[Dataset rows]
%%

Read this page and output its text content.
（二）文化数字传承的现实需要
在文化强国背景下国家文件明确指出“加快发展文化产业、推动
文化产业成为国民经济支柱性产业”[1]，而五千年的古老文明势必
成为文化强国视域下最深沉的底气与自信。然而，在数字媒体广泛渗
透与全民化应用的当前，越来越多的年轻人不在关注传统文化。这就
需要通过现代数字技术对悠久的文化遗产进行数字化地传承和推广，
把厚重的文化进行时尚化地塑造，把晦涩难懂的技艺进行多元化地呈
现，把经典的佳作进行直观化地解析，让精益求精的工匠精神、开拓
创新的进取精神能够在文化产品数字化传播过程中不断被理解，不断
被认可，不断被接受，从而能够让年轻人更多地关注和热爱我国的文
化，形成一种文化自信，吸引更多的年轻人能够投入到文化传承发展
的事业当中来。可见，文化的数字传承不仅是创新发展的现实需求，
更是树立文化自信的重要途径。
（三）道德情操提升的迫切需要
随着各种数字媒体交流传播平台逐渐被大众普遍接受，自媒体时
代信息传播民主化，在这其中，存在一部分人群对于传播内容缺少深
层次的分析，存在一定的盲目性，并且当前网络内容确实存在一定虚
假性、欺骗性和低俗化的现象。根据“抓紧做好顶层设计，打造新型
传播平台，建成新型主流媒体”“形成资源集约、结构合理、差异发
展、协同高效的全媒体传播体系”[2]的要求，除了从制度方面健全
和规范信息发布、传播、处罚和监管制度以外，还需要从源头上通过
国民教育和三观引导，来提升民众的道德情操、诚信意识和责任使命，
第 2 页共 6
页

%%
%%

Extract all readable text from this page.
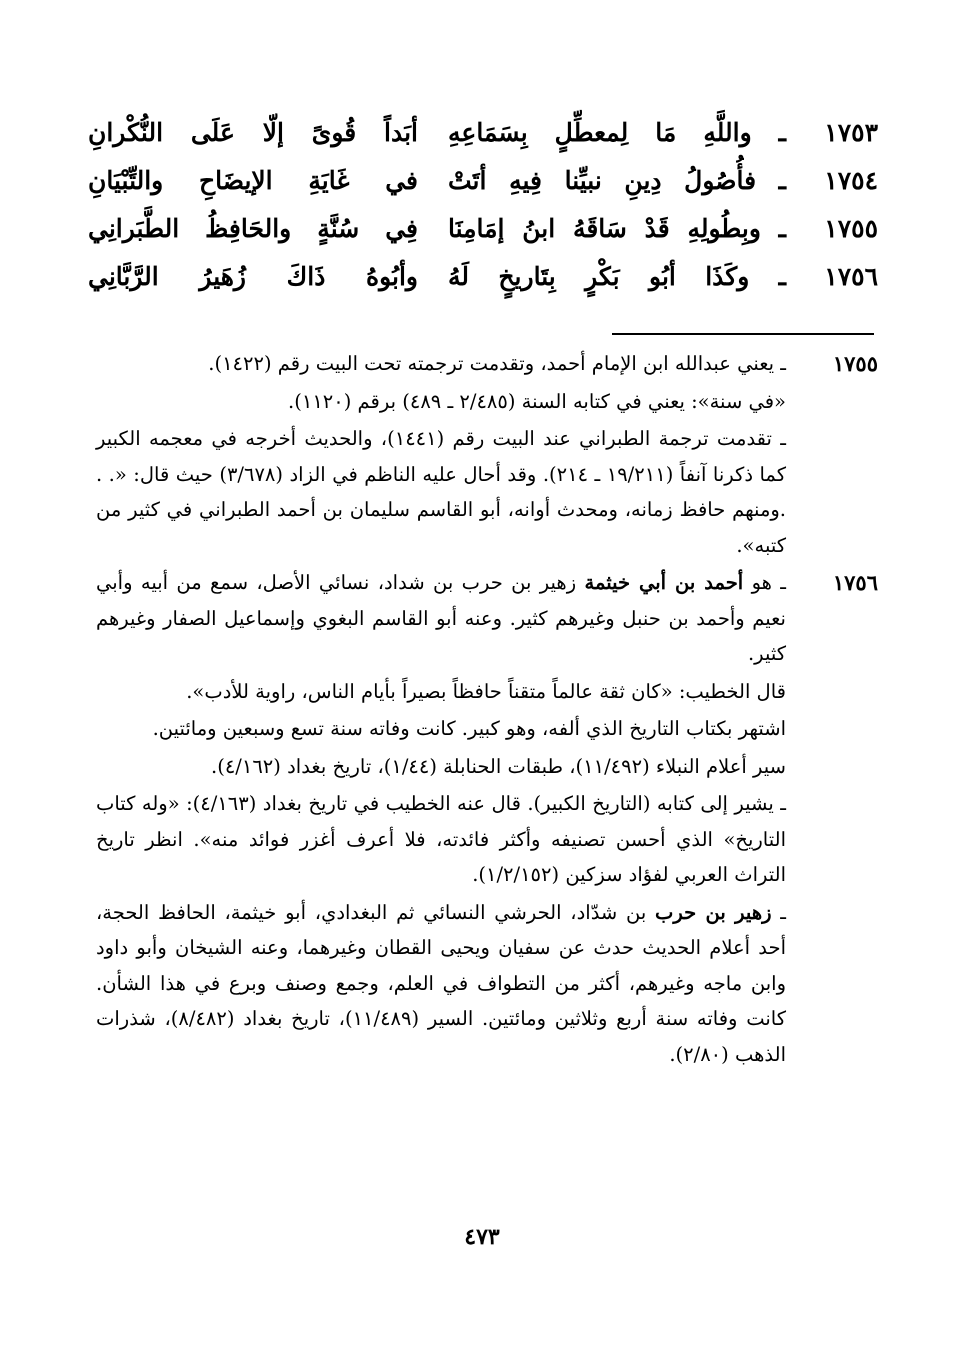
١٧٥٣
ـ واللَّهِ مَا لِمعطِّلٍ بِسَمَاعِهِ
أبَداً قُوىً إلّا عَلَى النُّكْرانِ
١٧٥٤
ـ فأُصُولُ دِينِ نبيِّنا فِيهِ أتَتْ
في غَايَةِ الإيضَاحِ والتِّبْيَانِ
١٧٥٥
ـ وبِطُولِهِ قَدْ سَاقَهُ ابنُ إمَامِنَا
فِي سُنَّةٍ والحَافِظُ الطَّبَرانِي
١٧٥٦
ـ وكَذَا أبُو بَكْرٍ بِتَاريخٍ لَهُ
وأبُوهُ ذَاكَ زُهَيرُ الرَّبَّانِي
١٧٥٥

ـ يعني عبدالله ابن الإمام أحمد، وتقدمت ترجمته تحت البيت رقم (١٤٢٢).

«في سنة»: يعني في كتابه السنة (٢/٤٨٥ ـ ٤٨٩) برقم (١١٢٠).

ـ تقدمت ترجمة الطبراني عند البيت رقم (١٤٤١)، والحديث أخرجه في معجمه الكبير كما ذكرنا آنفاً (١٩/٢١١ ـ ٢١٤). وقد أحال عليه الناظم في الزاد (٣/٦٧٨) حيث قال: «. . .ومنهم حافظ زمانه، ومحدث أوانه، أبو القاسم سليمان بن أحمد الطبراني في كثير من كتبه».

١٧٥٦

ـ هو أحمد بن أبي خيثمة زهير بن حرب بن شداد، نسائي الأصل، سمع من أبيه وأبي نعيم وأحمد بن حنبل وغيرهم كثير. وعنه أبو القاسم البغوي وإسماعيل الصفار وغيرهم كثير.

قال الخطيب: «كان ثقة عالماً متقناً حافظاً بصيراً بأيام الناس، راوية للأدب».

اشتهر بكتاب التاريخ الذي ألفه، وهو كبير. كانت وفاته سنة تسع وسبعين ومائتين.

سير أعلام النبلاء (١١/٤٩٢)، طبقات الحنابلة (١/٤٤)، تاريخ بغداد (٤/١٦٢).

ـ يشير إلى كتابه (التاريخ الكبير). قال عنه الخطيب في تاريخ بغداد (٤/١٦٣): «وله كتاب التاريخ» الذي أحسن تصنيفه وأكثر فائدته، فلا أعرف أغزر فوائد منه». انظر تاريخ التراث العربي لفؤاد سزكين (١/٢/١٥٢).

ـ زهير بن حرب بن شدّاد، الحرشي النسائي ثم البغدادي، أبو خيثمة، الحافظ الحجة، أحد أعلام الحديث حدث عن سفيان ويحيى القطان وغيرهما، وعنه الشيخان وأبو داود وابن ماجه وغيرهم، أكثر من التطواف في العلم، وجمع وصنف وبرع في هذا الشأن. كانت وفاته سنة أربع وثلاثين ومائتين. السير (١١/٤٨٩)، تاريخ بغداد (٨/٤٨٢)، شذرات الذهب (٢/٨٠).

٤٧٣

%%

» **SHORT PROBLEM**
Which lines contain the word "الكبير"? Return each of them.

» **FULL SOLUTION**
ـ تقدمت ترجمة الطبراني عند البيت رقم (١٤٤١)، والحديث أخرجه في معجمه الكبير كما ذكرنا آنفاً (١٩/٢١١ ـ ٢١٤). وقد أحال عليه الناظم في الزاد (٣/٦٧٨) حيث قال: «. . .ومنهم حافظ زمانه، ومحدث أوانه، أبو القاسم سليمان بن أحمد الطبراني في كثير من كتبه».
ـ يشير إلى كتابه (التاريخ الكبير). قال عنه الخطيب في تاريخ بغداد (٤/١٦٣): «وله كتاب التاريخ» الذي أحسن تصنيفه وأكثر فائدته، فلا أعرف أغزر فوائد منه». انظر تاريخ التراث العربي لفؤاد سزكين (١/٢/١٥٢).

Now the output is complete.